[[ Provided data, beginning ]]
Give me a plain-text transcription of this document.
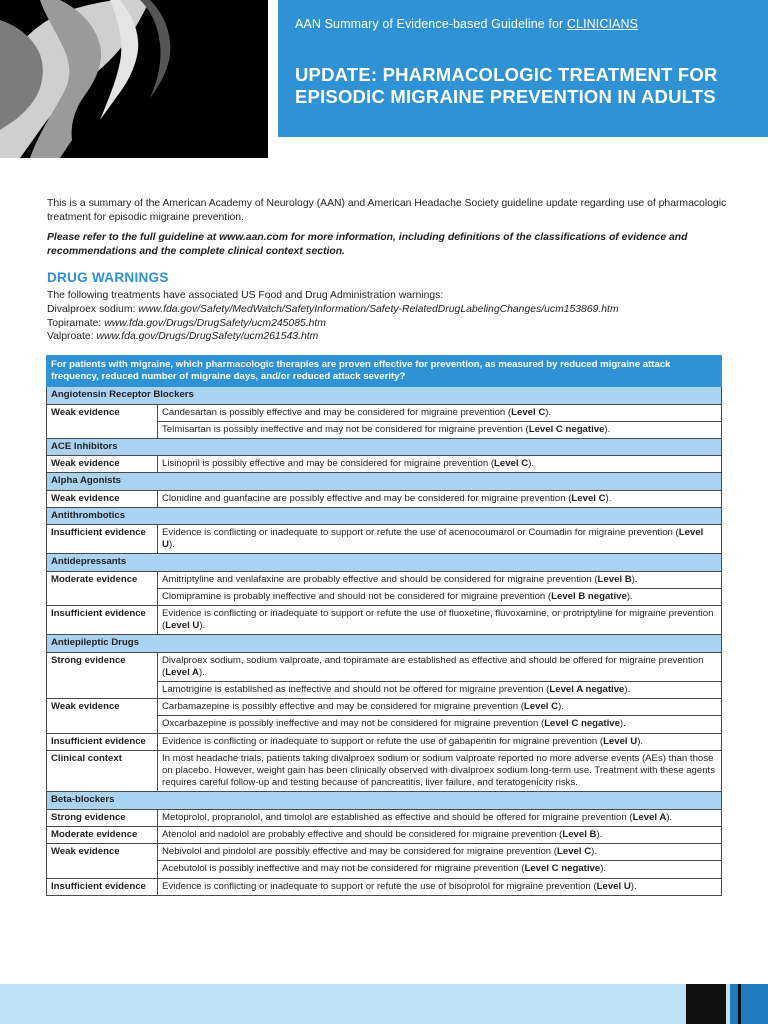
AAN Summary of Evidence-based Guideline for CLINICIANS
UPDATE: PHARMACOLOGIC TREATMENT FOR
EPISODIC MIGRAINE PREVENTION IN ADULTS

This is a summary of the American Academy of Neurology (AAN) and American Headache Society guideline update regarding use of pharmacologic treatment for episodic migraine prevention.

Please refer to the full guideline at www.aan.com for more information, including definitions of the classifications of evidence and recommendations and the complete clinical context section.

DRUG WARNINGS
The following treatments have associated US Food and Drug Administration warnings:
Divalproex sodium: www.fda.gov/Safety/MedWatch/SafetyInformation/Safety-RelatedDrugLabelingChanges/ucm153869.htm
Topiramate: www.fda.gov/Drugs/DrugSafety/ucm245085.htm
Valproate: www.fda.gov/Drugs/DrugSafety/ucm261543.htm
For patients with migraine, which pharmacologic therapies are proven effective for prevention, as measured by reduced migraine attack frequency, reduced number of migraine days, and/or reduced attack severity?	
Angiotensin Receptor Blockers	
Weak evidence	Candesartan is possibly effective and may be considered for migraine prevention (Level C).
	Telmisartan is possibly ineffective and may not be considered for migraine prevention (Level C negative).
ACE Inhibitors	
Weak evidence	Lisinopril is possibly effective and may be considered for migraine prevention (Level C).
Alpha Agonists	
Weak evidence	Clonidine and guanfacine are possibly effective and may be considered for migraine prevention (Level C).
Antithrombotics	
Insufficient evidence	Evidence is conflicting or inadequate to support or refute the use of acenocoumarol or Coumadin for migraine prevention (Level U).
Antidepressants	
Moderate evidence	Amitriptyline and venlafaxine are probably effective and should be considered for migraine prevention (Level B).
	Clomipramine is probably ineffective and should not be considered for migraine prevention (Level B negative).
Insufficient evidence	Evidence is conflicting or inadequate to support or refute the use of fluoxetine, fluvoxamine, or protriptyline for migraine prevention (Level U).
Antiepileptic Drugs	
Strong evidence	Divalproex sodium, sodium valproate, and topiramate are established as effective and should be offered for migraine prevention (Level A).
	Lamotrigine is established as ineffective and should not be offered for migraine prevention (Level A negative).
Weak evidence	Carbamazepine is possibly effective and may be considered for migraine prevention (Level C).
	Oxcarbazepine is possibly ineffective and may not be considered for migraine prevention (Level C negative).
Insufficient evidence	Evidence is conflicting or inadequate to support or refute the use of gabapentin for migraine prevention (Level U).
Clinical context	In most headache trials, patients taking divalproex sodium or sodium valproate reported no more adverse events (AEs) than those on placebo. However, weight gain has been clinically observed with divalproex sodium long-term use. Treatment with these agents requires careful follow-up and testing because of pancreatitis, liver failure, and teratogenicity risks.
Beta-blockers	
Strong evidence	Metoprolol, propranolol, and timolol are established as effective and should be offered for migraine prevention (Level A).
Moderate evidence	Atenolol and nadolol are probably effective and should be considered for migraine prevention (Level B).
Weak evidence	Nebivolol and pindolol are possibly effective and may be considered for migraine prevention (Level C).
	Acebutolol is possibly ineffective and may not be considered for migraine prevention (Level C negative).
Insufficient evidence	Evidence is conflicting or inadequate to support or refute the use of bisoprolol for migraine prevention (Level U).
[[ Provided data, end ]]
Exercise instructions: Of all the lines in the data above, show only those that hold the word "DrugSafety".

Result of the task:
Topiramate: www.fda.gov/Drugs/DrugSafety/ucm245085.htm
Valproate: www.fda.gov/Drugs/DrugSafety/ucm261543.htm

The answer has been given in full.